> _AIM OF THE EXERCISE_
Extract every line that includes the string "ylabel".

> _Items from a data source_
________
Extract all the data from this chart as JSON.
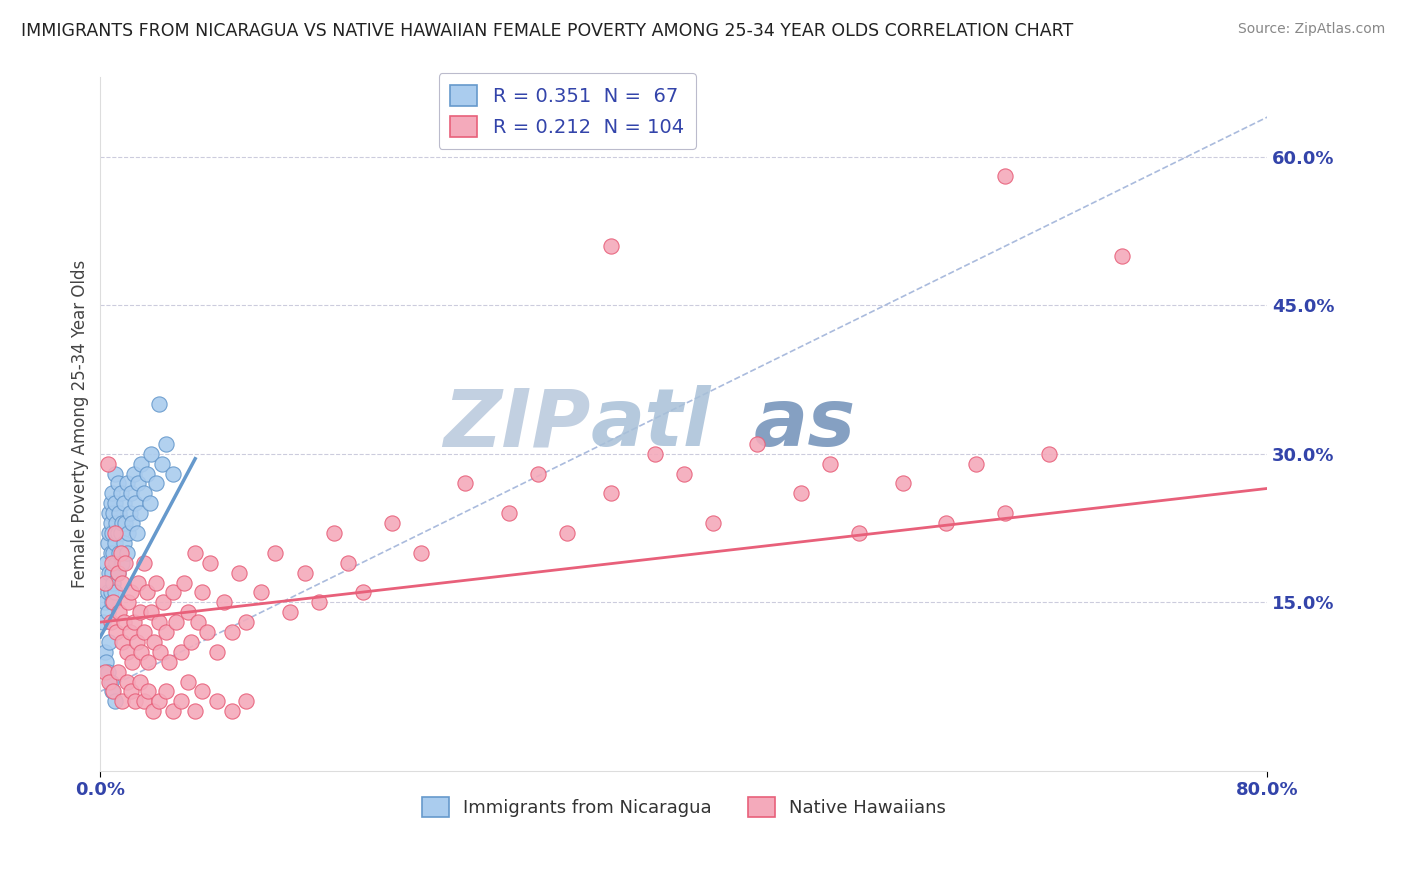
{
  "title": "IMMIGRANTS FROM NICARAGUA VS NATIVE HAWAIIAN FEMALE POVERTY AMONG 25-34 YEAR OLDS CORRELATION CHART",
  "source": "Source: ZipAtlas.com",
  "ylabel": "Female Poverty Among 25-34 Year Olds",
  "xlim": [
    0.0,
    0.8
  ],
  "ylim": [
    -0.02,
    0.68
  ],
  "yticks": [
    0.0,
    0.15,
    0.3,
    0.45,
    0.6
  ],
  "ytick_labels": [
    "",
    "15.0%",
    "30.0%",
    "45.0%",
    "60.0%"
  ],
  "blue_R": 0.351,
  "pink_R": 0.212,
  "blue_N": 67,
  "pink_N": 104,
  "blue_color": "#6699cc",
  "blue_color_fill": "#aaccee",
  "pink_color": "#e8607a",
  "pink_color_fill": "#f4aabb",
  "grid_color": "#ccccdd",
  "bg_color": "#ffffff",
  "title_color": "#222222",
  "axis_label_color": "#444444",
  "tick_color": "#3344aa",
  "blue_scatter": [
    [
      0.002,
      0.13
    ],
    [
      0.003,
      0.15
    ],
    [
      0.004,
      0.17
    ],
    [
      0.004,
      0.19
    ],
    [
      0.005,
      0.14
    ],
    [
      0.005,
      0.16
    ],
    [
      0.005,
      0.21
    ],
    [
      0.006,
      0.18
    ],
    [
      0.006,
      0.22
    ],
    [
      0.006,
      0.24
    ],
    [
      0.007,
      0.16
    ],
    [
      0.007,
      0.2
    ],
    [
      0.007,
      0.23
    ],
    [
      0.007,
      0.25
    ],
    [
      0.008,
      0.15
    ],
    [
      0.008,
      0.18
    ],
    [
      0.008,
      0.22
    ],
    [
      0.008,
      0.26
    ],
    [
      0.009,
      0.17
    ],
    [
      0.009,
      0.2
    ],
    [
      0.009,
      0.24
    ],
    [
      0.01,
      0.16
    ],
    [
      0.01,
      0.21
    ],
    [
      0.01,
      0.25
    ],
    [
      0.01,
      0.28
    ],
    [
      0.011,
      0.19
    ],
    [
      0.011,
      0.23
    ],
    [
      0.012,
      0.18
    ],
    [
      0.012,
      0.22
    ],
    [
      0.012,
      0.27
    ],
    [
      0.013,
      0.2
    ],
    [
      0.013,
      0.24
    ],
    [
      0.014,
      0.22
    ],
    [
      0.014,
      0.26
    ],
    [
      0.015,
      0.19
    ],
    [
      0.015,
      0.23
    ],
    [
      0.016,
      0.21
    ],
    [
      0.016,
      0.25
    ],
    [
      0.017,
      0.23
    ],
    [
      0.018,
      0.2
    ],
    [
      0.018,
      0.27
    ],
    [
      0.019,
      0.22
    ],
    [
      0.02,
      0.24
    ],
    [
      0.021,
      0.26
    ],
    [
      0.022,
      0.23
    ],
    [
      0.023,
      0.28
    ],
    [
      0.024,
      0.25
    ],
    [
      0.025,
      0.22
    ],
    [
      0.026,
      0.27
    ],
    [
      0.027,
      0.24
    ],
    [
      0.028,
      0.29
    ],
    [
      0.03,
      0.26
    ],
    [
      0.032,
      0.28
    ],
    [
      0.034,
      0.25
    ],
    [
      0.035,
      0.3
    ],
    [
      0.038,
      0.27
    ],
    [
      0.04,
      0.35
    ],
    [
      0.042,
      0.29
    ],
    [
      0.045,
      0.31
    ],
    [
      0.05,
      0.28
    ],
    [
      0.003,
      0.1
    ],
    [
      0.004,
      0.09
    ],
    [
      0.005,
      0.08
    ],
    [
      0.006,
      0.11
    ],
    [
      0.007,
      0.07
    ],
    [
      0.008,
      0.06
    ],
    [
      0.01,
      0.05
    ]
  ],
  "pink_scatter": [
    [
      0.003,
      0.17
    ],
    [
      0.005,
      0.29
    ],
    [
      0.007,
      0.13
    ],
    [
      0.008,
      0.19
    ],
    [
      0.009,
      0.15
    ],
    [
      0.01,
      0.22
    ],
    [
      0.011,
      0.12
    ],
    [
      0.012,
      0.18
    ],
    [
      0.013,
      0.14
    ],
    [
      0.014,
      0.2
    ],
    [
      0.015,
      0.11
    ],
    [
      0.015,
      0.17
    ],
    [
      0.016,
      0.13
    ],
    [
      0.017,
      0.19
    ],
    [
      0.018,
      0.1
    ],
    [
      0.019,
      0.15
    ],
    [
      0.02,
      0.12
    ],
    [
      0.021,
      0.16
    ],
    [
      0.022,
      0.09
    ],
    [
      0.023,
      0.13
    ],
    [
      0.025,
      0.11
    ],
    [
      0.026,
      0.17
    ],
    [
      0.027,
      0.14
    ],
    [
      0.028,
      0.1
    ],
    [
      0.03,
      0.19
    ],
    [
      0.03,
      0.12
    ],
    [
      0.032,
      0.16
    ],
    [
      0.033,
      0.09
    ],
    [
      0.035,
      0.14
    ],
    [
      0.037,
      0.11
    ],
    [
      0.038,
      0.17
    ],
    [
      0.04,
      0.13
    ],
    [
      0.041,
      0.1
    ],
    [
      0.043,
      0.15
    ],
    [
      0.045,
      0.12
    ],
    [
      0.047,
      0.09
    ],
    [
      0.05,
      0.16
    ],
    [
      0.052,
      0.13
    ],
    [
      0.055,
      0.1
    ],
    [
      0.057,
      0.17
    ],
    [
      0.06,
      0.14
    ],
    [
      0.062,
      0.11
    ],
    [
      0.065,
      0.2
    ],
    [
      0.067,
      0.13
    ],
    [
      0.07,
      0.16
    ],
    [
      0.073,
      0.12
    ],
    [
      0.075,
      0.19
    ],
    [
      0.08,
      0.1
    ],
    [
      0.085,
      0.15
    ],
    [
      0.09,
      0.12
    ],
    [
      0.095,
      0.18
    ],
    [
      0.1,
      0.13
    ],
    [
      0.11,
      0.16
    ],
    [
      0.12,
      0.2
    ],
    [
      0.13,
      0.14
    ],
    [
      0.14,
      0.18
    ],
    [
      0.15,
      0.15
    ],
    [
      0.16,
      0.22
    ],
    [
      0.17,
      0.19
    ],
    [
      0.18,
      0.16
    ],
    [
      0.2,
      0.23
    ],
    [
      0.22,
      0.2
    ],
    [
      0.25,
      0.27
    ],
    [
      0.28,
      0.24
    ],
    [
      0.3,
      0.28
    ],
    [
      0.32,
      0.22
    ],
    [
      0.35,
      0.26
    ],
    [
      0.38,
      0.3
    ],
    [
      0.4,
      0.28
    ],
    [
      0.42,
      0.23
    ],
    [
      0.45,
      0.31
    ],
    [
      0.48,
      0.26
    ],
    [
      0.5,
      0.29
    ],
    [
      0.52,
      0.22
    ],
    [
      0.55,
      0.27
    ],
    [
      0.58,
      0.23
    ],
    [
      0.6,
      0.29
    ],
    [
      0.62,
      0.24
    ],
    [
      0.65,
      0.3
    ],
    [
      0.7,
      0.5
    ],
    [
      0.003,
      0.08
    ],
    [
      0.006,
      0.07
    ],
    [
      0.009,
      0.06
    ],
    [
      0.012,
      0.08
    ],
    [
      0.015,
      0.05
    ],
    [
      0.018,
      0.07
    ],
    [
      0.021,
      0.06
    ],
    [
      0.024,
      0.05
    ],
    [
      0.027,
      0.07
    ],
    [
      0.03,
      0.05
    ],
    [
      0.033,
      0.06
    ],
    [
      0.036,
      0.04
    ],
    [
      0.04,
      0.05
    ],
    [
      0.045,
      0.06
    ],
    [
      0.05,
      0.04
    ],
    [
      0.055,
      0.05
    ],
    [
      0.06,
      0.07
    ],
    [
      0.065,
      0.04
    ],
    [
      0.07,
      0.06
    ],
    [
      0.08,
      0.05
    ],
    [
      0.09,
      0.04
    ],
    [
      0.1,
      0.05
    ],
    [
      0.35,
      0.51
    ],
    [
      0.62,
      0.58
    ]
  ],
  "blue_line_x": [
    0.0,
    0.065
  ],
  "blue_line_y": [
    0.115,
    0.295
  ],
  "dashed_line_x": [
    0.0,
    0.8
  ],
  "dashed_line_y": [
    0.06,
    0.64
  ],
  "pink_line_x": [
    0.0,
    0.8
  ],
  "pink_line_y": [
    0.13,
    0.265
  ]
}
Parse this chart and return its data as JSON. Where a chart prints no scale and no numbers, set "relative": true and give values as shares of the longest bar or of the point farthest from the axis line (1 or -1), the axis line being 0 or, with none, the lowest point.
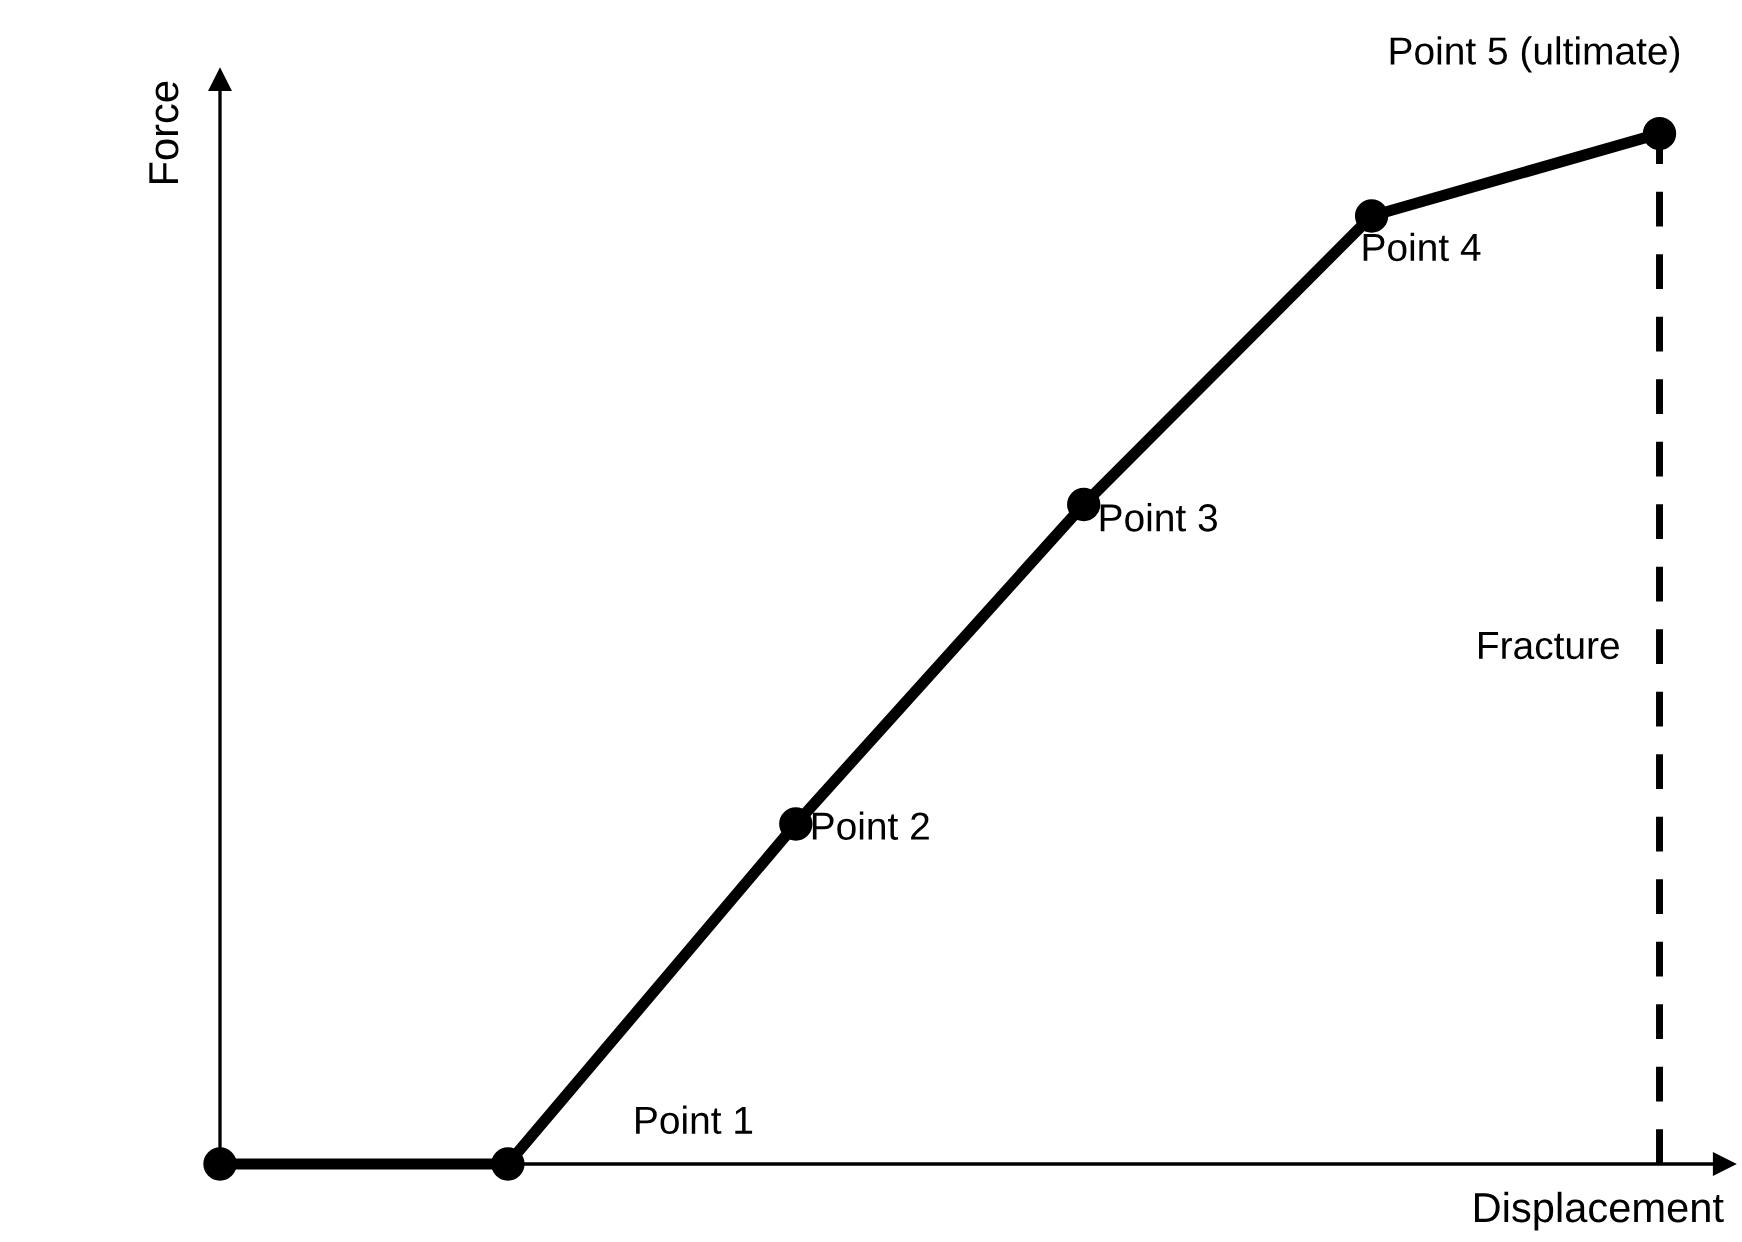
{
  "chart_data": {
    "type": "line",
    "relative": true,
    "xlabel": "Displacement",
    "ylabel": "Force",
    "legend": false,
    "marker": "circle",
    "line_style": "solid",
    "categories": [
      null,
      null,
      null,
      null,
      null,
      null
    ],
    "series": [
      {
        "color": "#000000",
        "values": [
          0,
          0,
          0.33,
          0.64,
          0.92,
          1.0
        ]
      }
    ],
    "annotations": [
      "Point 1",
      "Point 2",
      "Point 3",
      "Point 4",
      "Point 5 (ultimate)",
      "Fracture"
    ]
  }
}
________
> _EXPECTED OUTPUT_
  "ylabel": "Female Poverty Among 25-34 Year Olds",
    "ylabel": "Force",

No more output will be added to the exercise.